Requirements —
Print the entries that appear below, exactly as written and without their pictures.

Entries with figure data —
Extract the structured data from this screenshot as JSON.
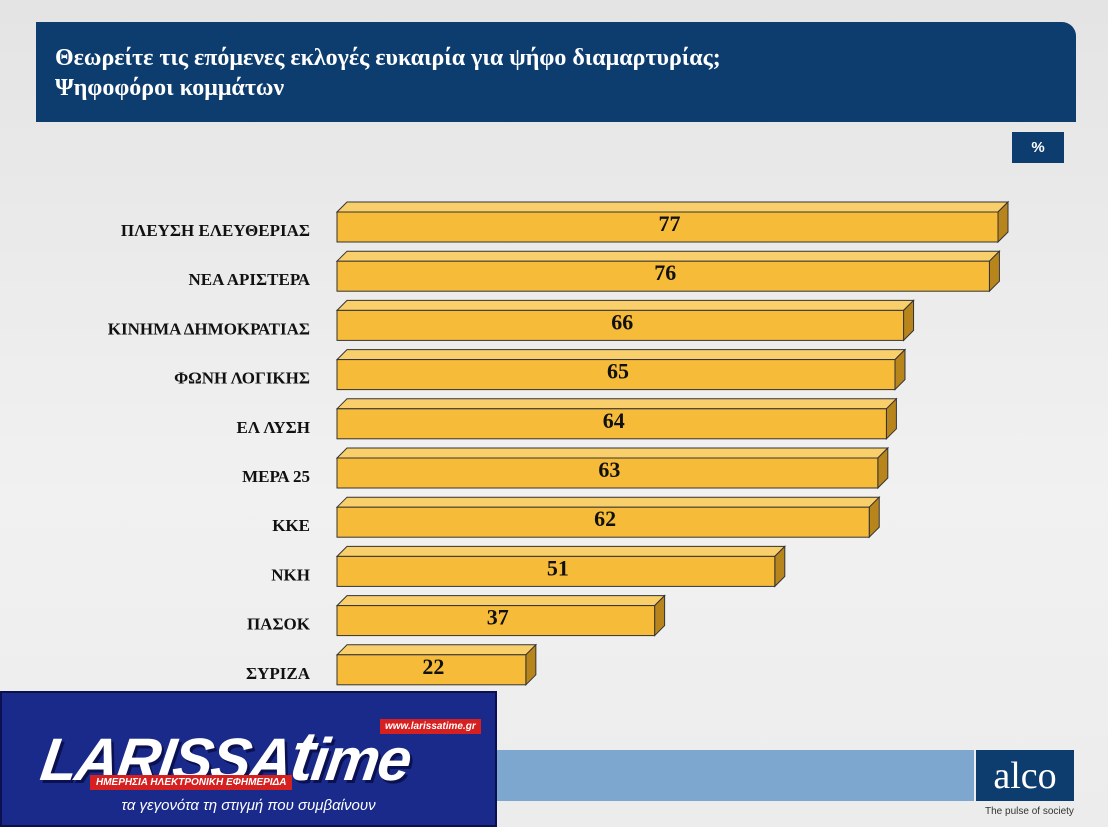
{
  "header": {
    "title_line1": "Θεωρείτε τις επόμενες εκλογές ευκαιρία για ψήφο διαμαρτυρίας;",
    "title_line2": "Ψηφοφόροι κομμάτων"
  },
  "unit_badge": "%",
  "chart_data": {
    "type": "bar",
    "orientation": "horizontal",
    "title": "Θεωρείτε τις επόμενες εκλογές ευκαιρία για ψήφο διαμαρτυρίας;",
    "subtitle": "Ψηφοφόροι κομμάτων",
    "unit": "%",
    "categories": [
      "ΠΛΕΥΣΗ ΕΛΕΥΘΕΡΙΑΣ",
      "ΝΕΑ ΑΡΙΣΤΕΡΑ",
      "ΚΙΝΗΜΑ ΔΗΜΟΚΡΑΤΙΑΣ",
      "ΦΩΝΗ ΛΟΓΙΚΗΣ",
      "ΕΛ ΛΥΣΗ",
      "ΜΕΡΑ 25",
      "ΚΚΕ",
      "ΝΚΗ",
      "ΠΑΣΟΚ",
      "ΣΥΡΙΖΑ"
    ],
    "values": [
      77,
      76,
      66,
      65,
      64,
      63,
      62,
      51,
      37,
      22
    ],
    "xlim": [
      0,
      77
    ],
    "bar_color": "#f7bb3a",
    "grid": false,
    "legend": "none"
  },
  "footer": {
    "alco_logo": "alco",
    "alco_tagline": "The pulse of society"
  },
  "overlay_logo": {
    "brand": "LARISSA",
    "brand_t": "t",
    "brand_rest": "ime",
    "url": "www.larissatime.gr",
    "subtitle": "ΗΜΕΡΗΣΙΑ ΗΛΕΚΤΡΟΝΙΚΗ ΕΦΗΜΕΡΙΔΑ",
    "slogan": "τα γεγονότα τη στιγμή που συμβαίνουν"
  }
}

Written solution —
Extract the structured data from this screenshot as JSON.
{
  "header": {
    "title_line1": "Θεωρείτε τις επόμενες εκλογές ευκαιρία για ψήφο διαμαρτυρίας;",
    "title_line2": "Ψηφοφόροι κομμάτων"
  },
  "unit_badge": "%",
  "chart_data": {
    "type": "bar",
    "orientation": "horizontal",
    "title": "Θεωρείτε τις επόμενες εκλογές ευκαιρία για ψήφο διαμαρτυρίας;",
    "subtitle": "Ψηφοφόροι κομμάτων",
    "unit": "%",
    "categories": [
      "ΠΛΕΥΣΗ ΕΛΕΥΘΕΡΙΑΣ",
      "ΝΕΑ ΑΡΙΣΤΕΡΑ",
      "ΚΙΝΗΜΑ ΔΗΜΟΚΡΑΤΙΑΣ",
      "ΦΩΝΗ ΛΟΓΙΚΗΣ",
      "ΕΛ ΛΥΣΗ",
      "ΜΕΡΑ 25",
      "ΚΚΕ",
      "ΝΚΗ",
      "ΠΑΣΟΚ",
      "ΣΥΡΙΖΑ"
    ],
    "values": [
      77,
      76,
      66,
      65,
      64,
      63,
      62,
      51,
      37,
      22
    ],
    "xlim": [
      0,
      77
    ],
    "bar_color": "#f7bb3a",
    "grid": false,
    "legend": "none"
  },
  "footer": {
    "alco_logo": "alco",
    "alco_tagline": "The pulse of society"
  },
  "overlay_logo": {
    "brand": "LARISSA",
    "brand_t": "t",
    "brand_rest": "ime",
    "url": "www.larissatime.gr",
    "subtitle": "ΗΜΕΡΗΣΙΑ ΗΛΕΚΤΡΟΝΙΚΗ ΕΦΗΜΕΡΙΔΑ",
    "slogan": "τα γεγονότα τη στιγμή που συμβαίνουν"
  }
}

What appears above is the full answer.